(Listings of boxed layout items)
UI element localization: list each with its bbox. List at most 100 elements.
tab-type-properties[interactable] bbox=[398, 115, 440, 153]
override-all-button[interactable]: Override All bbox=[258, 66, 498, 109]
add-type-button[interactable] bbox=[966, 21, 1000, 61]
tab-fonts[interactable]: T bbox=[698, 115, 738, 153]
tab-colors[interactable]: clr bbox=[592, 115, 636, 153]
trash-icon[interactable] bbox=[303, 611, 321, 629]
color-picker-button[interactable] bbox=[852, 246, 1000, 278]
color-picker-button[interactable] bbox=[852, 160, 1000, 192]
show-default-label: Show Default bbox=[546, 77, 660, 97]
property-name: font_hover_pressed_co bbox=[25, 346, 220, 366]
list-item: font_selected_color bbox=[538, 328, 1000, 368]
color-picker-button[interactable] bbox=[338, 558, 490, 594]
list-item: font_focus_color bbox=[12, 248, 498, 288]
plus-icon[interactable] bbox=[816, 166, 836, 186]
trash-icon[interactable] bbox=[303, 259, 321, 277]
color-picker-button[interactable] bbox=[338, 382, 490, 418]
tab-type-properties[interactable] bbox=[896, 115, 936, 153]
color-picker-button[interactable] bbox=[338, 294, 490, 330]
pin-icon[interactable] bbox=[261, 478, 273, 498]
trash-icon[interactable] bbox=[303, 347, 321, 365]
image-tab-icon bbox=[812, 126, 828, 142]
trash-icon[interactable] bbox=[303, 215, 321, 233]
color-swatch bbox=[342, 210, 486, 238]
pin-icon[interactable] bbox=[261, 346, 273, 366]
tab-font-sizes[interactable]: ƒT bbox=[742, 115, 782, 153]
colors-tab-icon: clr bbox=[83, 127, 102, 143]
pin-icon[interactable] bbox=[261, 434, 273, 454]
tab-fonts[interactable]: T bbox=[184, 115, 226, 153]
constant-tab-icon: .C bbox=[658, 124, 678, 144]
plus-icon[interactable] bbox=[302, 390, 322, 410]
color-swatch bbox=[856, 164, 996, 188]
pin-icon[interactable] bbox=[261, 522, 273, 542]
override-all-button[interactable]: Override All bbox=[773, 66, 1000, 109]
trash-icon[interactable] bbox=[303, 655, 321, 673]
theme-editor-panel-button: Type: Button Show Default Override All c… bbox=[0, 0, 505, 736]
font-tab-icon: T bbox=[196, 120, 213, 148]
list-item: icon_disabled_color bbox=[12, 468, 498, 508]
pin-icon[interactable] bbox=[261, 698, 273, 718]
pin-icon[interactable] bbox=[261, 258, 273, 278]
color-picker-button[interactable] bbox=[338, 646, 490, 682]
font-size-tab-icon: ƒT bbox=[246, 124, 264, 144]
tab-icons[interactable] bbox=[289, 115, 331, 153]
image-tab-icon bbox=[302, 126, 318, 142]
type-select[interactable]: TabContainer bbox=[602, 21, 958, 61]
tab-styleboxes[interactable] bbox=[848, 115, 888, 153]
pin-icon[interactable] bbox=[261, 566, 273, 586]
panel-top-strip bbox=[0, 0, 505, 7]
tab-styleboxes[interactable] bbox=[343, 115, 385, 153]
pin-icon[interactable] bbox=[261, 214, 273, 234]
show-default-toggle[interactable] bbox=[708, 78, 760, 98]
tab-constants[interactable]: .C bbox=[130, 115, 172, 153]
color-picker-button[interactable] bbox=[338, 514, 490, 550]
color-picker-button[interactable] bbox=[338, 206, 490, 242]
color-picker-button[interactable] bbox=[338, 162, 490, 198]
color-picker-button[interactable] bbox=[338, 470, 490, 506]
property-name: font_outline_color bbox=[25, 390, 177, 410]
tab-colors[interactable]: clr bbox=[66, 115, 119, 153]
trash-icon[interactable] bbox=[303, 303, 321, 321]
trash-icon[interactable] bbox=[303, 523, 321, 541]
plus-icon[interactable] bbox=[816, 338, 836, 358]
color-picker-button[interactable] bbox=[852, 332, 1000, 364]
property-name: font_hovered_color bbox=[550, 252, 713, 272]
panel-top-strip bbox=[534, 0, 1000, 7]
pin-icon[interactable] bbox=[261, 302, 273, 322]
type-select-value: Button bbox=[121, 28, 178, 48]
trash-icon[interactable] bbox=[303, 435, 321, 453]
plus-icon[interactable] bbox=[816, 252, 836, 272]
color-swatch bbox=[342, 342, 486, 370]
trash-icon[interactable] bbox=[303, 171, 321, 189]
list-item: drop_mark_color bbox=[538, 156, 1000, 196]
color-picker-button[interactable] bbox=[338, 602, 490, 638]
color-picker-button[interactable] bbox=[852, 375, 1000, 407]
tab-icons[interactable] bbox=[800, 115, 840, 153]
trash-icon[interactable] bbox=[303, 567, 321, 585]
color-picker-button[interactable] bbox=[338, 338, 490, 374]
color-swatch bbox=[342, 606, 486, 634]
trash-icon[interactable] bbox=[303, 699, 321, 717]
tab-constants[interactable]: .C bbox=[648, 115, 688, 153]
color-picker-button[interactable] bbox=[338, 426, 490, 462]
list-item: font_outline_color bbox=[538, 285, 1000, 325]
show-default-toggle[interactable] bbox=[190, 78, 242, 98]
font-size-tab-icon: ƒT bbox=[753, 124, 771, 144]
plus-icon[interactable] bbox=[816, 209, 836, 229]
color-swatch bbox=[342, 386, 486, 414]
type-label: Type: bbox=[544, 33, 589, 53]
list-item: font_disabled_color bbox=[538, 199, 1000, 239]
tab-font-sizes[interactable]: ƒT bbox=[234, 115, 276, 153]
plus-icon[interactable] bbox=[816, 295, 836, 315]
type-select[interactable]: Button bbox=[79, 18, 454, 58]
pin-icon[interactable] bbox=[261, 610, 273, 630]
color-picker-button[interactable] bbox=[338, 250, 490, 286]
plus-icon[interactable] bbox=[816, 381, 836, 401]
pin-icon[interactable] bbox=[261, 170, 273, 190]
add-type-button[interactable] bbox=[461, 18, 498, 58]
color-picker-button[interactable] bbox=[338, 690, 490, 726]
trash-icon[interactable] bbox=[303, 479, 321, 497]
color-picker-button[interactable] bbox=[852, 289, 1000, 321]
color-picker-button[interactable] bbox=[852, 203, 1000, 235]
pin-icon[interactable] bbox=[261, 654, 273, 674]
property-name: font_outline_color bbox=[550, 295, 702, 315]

→ **The exercise**
Rewrite the lines from the first one through the line that contains "66, 498, 109]", swapping "Override All" for "Apply All" and leaving all else unchanged. Give back only those lines.

→ **The response**
UI element localization: list each with its bbox. List at most 100 elements.
tab-type-properties[interactable] bbox=[398, 115, 440, 153]
override-all-button[interactable]: Apply All bbox=[258, 66, 498, 109]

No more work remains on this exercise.